-- Supplied data start --

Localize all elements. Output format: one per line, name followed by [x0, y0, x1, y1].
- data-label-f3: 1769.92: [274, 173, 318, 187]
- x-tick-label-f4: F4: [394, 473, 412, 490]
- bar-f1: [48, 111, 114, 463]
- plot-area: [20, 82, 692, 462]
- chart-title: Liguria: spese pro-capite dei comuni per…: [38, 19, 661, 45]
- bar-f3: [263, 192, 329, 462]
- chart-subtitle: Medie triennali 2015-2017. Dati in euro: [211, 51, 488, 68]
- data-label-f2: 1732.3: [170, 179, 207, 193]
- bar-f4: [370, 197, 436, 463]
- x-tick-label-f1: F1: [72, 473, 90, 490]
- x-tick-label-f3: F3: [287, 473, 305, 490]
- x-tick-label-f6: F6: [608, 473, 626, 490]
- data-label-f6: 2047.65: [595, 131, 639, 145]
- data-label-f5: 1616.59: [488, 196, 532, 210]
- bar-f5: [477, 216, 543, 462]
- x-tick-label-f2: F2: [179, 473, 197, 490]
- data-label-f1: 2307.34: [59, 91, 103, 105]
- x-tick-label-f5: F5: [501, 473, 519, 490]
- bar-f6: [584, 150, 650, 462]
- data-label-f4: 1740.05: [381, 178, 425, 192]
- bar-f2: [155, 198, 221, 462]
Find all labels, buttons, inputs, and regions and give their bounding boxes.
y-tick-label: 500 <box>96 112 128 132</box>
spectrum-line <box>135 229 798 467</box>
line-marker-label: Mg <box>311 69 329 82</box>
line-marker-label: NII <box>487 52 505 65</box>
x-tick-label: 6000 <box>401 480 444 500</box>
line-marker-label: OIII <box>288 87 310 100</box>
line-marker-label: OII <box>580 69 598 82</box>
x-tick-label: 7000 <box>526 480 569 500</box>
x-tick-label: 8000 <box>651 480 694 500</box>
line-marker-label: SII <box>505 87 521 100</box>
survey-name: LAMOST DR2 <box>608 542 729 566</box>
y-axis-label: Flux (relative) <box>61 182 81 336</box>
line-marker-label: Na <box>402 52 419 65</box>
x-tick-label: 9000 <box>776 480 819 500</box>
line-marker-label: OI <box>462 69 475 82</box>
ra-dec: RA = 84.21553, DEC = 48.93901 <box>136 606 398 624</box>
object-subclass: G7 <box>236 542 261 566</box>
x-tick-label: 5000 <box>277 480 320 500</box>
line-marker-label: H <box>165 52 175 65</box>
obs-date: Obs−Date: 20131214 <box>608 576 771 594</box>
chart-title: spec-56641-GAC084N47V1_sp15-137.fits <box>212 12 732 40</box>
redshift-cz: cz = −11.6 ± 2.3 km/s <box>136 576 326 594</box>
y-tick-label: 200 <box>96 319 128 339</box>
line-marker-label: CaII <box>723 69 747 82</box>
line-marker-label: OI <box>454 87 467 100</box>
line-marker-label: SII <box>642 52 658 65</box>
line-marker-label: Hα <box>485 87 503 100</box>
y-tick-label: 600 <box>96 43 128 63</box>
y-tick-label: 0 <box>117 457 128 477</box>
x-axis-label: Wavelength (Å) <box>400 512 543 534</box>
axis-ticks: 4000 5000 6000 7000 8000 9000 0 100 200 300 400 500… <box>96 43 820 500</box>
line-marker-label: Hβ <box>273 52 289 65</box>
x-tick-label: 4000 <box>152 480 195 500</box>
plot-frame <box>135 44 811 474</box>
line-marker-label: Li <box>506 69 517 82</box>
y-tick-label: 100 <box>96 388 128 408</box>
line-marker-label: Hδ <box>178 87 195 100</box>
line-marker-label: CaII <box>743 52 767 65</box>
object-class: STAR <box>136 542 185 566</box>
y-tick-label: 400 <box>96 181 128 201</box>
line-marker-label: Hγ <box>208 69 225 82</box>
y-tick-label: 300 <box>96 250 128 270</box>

-- Supplied data end --

● Exercise description
Could you quote every line of the material above verbatim?

● Solved exercise
Localize all elements. Output format: one per line, name followed by [x0, y0, x1, y1].
- data-label-f3: 1769.92: [274, 173, 318, 187]
- x-tick-label-f4: F4: [394, 473, 412, 490]
- bar-f1: [48, 111, 114, 463]
- plot-area: [20, 82, 692, 462]
- chart-title: Liguria: spese pro-capite dei comuni per…: [38, 19, 661, 45]
- bar-f3: [263, 192, 329, 462]
- chart-subtitle: Medie triennali 2015-2017. Dati in euro: [211, 51, 488, 68]
- data-label-f2: 1732.3: [170, 179, 207, 193]
- bar-f4: [370, 197, 436, 463]
- x-tick-label-f1: F1: [72, 473, 90, 490]
- x-tick-label-f3: F3: [287, 473, 305, 490]
- x-tick-label-f6: F6: [608, 473, 626, 490]
- data-label-f6: 2047.65: [595, 131, 639, 145]
- data-label-f5: 1616.59: [488, 196, 532, 210]
- bar-f5: [477, 216, 543, 462]
- x-tick-label-f2: F2: [179, 473, 197, 490]
- data-label-f1: 2307.34: [59, 91, 103, 105]
- x-tick-label-f5: F5: [501, 473, 519, 490]
- bar-f6: [584, 150, 650, 462]
- data-label-f4: 1740.05: [381, 178, 425, 192]
- bar-f2: [155, 198, 221, 462]
Find all labels, buttons, inputs, and regions and give their bounding boxes.
y-tick-label: 500 <box>96 112 128 132</box>
spectrum-line <box>135 229 798 467</box>
line-marker-label: Mg <box>311 69 329 82</box>
line-marker-label: NII <box>487 52 505 65</box>
x-tick-label: 6000 <box>401 480 444 500</box>
line-marker-label: OIII <box>288 87 310 100</box>
line-marker-label: OII <box>580 69 598 82</box>
x-tick-label: 7000 <box>526 480 569 500</box>
x-tick-label: 8000 <box>651 480 694 500</box>
line-marker-label: SII <box>505 87 521 100</box>
survey-name: LAMOST DR2 <box>608 542 729 566</box>
y-axis-label: Flux (relative) <box>61 182 81 336</box>
line-marker-label: Na <box>402 52 419 65</box>
x-tick-label: 9000 <box>776 480 819 500</box>
line-marker-label: OI <box>462 69 475 82</box>
ra-dec: RA = 84.21553, DEC = 48.93901 <box>136 606 398 624</box>
object-subclass: G7 <box>236 542 261 566</box>
x-tick-label: 5000 <box>277 480 320 500</box>
line-marker-label: H <box>165 52 175 65</box>
obs-date: Obs−Date: 20131214 <box>608 576 771 594</box>
chart-title: spec-56641-GAC084N47V1_sp15-137.fits <box>212 12 732 40</box>
redshift-cz: cz = −11.6 ± 2.3 km/s <box>136 576 326 594</box>
y-tick-label: 200 <box>96 319 128 339</box>
line-marker-label: CaII <box>723 69 747 82</box>
line-marker-label: OI <box>454 87 467 100</box>
line-marker-label: SII <box>642 52 658 65</box>
line-marker-label: Hα <box>485 87 503 100</box>
y-tick-label: 600 <box>96 43 128 63</box>
y-tick-label: 0 <box>117 457 128 477</box>
x-axis-label: Wavelength (Å) <box>400 512 543 534</box>
axis-ticks: 4000 5000 6000 7000 8000 9000 0 100 200 300 400 500… <box>96 43 820 500</box>
line-marker-label: Hβ <box>273 52 289 65</box>
x-tick-label: 4000 <box>152 480 195 500</box>
plot-frame <box>135 44 811 474</box>
line-marker-label: Li <box>506 69 517 82</box>
y-tick-label: 100 <box>96 388 128 408</box>
line-marker-label: Hδ <box>178 87 195 100</box>
line-marker-label: CaII <box>743 52 767 65</box>
object-class: STAR <box>136 542 185 566</box>
y-tick-label: 400 <box>96 181 128 201</box>
line-marker-label: Hγ <box>208 69 225 82</box>
y-tick-label: 300 <box>96 250 128 270</box>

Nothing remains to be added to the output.